From the listing below, extract each line containing the string "create".

⟨

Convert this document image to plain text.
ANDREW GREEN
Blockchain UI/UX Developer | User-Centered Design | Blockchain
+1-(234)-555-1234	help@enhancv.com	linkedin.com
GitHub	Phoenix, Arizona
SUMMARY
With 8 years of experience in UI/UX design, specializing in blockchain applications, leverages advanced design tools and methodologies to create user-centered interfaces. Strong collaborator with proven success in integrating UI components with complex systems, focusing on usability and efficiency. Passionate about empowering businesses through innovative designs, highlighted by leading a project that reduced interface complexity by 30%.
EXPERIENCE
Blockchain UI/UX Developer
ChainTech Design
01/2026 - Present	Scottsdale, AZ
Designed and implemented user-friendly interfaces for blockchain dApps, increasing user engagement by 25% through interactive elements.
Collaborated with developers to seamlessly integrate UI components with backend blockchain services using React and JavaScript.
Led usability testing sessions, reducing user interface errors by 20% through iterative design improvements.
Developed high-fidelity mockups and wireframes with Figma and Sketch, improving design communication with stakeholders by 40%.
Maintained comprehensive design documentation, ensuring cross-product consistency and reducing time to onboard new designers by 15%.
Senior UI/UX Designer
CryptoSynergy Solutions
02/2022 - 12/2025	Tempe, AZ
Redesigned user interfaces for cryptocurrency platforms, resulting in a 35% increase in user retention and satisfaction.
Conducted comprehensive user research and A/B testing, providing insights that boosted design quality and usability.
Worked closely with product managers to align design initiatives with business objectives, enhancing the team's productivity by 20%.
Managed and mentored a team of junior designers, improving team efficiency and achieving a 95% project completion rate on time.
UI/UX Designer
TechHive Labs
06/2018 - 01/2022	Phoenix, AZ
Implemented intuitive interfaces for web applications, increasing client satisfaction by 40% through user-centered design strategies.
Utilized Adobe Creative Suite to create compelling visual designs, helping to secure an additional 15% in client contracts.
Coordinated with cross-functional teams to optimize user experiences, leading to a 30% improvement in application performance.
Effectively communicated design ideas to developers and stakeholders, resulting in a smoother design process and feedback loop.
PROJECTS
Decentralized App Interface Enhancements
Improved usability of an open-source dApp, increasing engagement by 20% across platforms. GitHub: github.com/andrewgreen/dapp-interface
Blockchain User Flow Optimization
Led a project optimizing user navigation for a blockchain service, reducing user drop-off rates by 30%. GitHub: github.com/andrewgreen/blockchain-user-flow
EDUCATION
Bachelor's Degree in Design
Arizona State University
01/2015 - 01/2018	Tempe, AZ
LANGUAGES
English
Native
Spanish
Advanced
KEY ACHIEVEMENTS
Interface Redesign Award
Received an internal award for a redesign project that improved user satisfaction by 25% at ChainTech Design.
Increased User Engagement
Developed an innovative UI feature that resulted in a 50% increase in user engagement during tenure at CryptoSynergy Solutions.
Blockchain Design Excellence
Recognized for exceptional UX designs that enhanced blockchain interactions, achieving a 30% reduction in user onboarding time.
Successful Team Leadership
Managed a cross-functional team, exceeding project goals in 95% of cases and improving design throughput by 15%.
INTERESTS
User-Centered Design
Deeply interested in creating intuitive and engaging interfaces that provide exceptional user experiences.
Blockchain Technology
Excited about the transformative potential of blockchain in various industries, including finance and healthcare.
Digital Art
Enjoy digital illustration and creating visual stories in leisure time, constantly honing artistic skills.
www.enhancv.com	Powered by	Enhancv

⟩

Solution =>
With 8 years of experience in UI/UX design, specializing in blockchain applications, leverages advanced design tools and methodologies to create user-centered interfaces. Strong collaborator with proven success in integrating UI components with complex systems, focusing on usability and efficiency. Passionate about empowering businesses through innovative designs, highlighted by leading a project that reduced interface complexity by 30%.
Utilized Adobe Creative Suite to create compelling visual designs, helping to secure an additional 15% in client contracts.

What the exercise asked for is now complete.